→ Source passage:
I'm not too big of a fan of the request/ack verbiage here. IMO, it is
suggestive of some form of message passing between the two components.
But, AFAICT:

 - 'request' checks that the component owns the pages it is trying to
   donate.

 - 'ack' checks that the component doesn't have anything mapped at the
   target address

Why not call it {host,hyp}_check_range_owned() and
{host,hyp}_check_range_unmapped()? That way it is immediately obvious
what conditions are being tested in check_donation().

Sorry, I see that there is some groundwork for this already upstream,
but I still find it confusing.

[...]

> +static int check_donation(struct pkvm_mem_donation *donation)
> +{
> +	const struct pkvm_mem_transition *tx = &donation->tx;
> +	u64 completer_addr;
> +	int ret;
> +
> +	switch (tx->initiator.id) {
> +	case PKVM_ID_HOST:
> +		ret = host_request_owned_transition(&completer_addr, tx);
> +		break;
> +	case PKVM_ID_HYP:
> +		ret = hyp_request_donation(&completer_addr, tx);
> +		break;
> +	default:
> +		ret = -EINVAL;
> +	}
> +
> +	if (ret)
> +		return ret;
> +
> +	switch (tx->completer.id){
				^^
nit: whitespace

> +	case PKVM_ID_HOST:
> +		ret = host_ack_donation(completer_addr, tx);
> +		break;
> +	case PKVM_ID_HYP:
> +		ret = hyp_ack_donation(completer_addr, tx);
> +		break;
> +	default:
> +		ret = -EINVAL;
> +	}
> +
> +	return ret;
> +}
> +
> +static int __do_donate(struct pkvm_mem_donation *donation)
> +{
> +	const struct pkvm_mem_transition *tx = &donation->tx;
> +	u64 completer_addr;
> +	int ret;
> +
> +	switch (tx->initiator.id) {
> +	case PKVM_ID_HOST:
> +		ret = host_initiate_donation(&completer_addr, tx);
> +		break;
> +	case PKVM_ID_HYP:
> +		ret = hyp_initiate_donation(&completer_addr, tx);
> +		break;
> +	default:
> +		ret = -EINVAL;
> +	}
> +
> +	if (ret)

→ Supplied material:
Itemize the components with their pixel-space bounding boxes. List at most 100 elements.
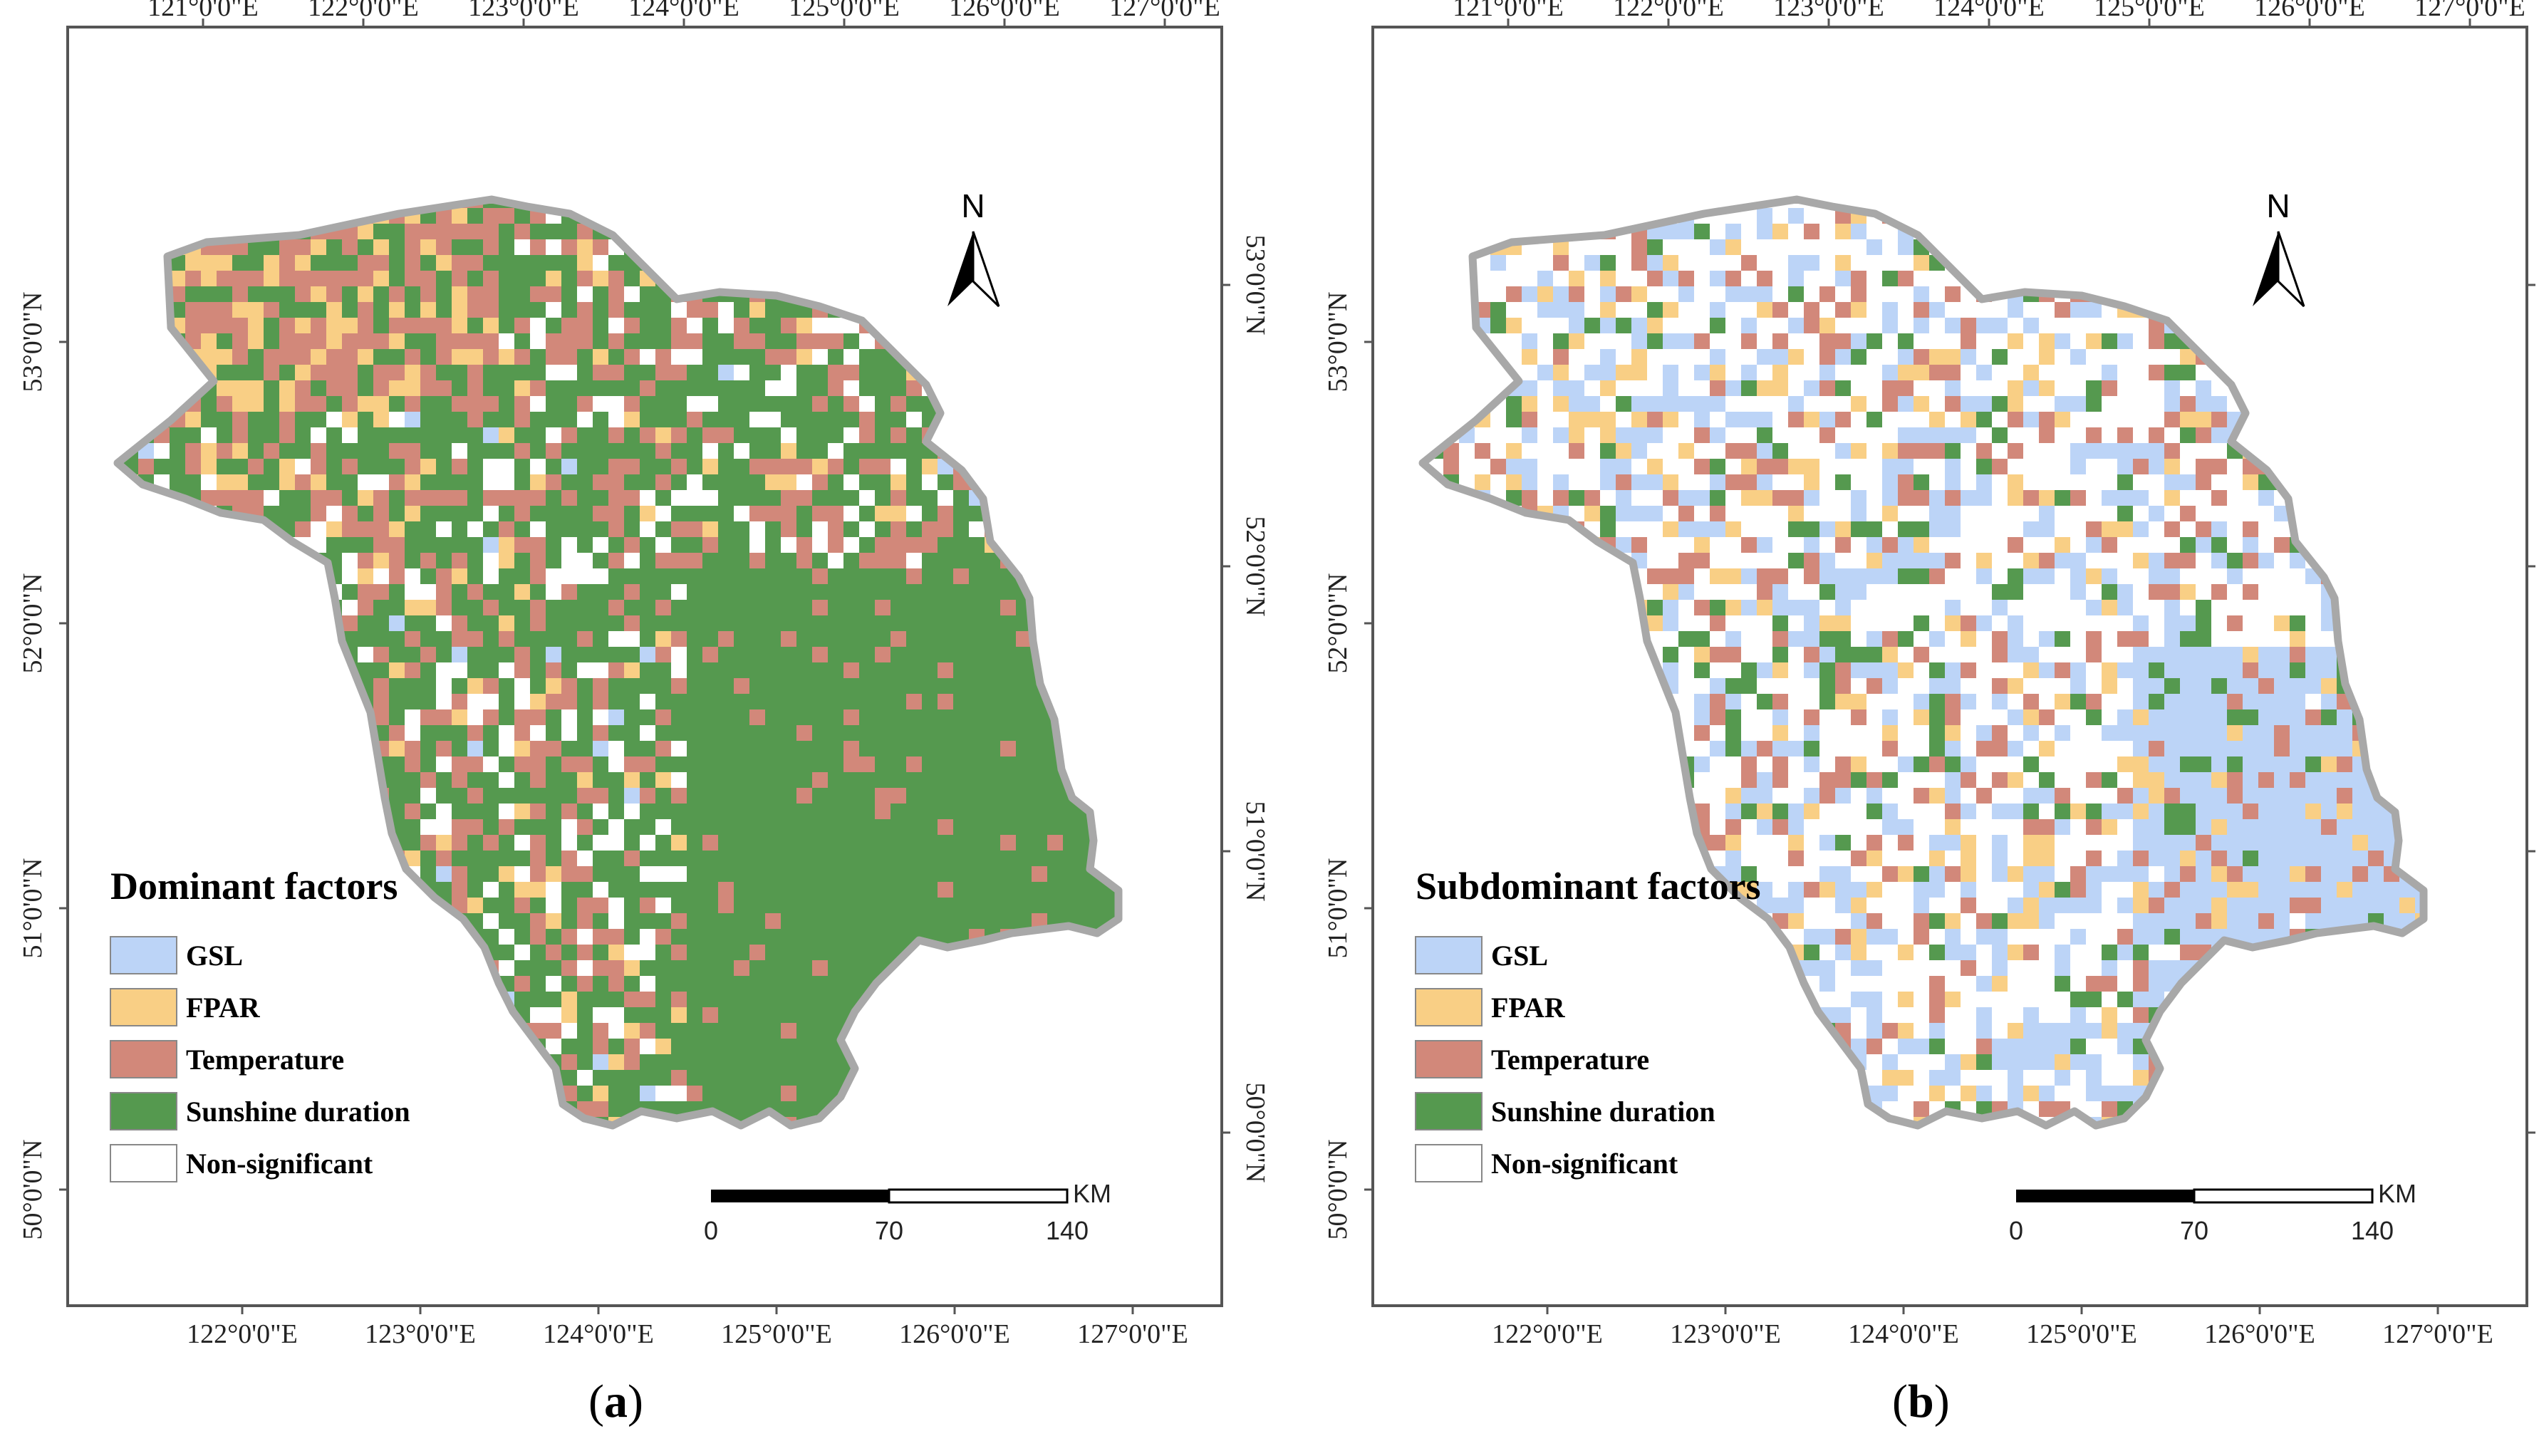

→ Set tasks:
1. Answer these questions from the code review:
(a) According to the reviewer, what does 'request' check?
(b) Which two function names does the reviewer suggest instead?
(c) In check_donation, what value is assigned to ret when the initiator id is neither PKVM_ID_HOST nor PKVM_ID_HYP?
2. In one to three sentences, explain why the reviewer in the code review dislikes the request/ack wording and what the proposed names would achieve.
3. Extend the code review from where it stops.
The lines shown with this code review come from a different source.

→ In response:
1.
(a) It checks that the component owns the pages it is trying to donate.
(b) {host,hyp}_check_range_owned() and {host,hyp}_check_range_unmapped().
(c) -EINVAL.

2. The reviewer finds the request/ack wording suggestive of some form of message passing between the two components, when the functions only check that the component owns the pages and that nothing is mapped at the target address. Naming them {host,hyp}_check_range_owned() and {host,hyp}_check_range_unmapped() would make it immediately obvious what conditions check_donation() is testing.

3.
> +		return ret;
> +
> +	switch (tx->completer.id){
				^^
nit: whitespace

--
Thanks,
Oliver
Quentin Perret Oct. 28, 2022, 10:01 a.m. UTC | #2
On Friday 28 Oct 2022 at 07:52:38 (+0000), Oliver Upton wrote:
> Is the intention of this infra to support memory donations between more
> than just the host + hyp components? This patch goes out of its way to
> build some generic helpers for things, but it isn't immediately obvious
> why that is necessary for just two supported state transitions.

Yup, the plan is to use all this infrastructure for host-guest and
host-trustzone transitions, but that's indeed not very obvious from the
patch. We should probably mention that in the commit message.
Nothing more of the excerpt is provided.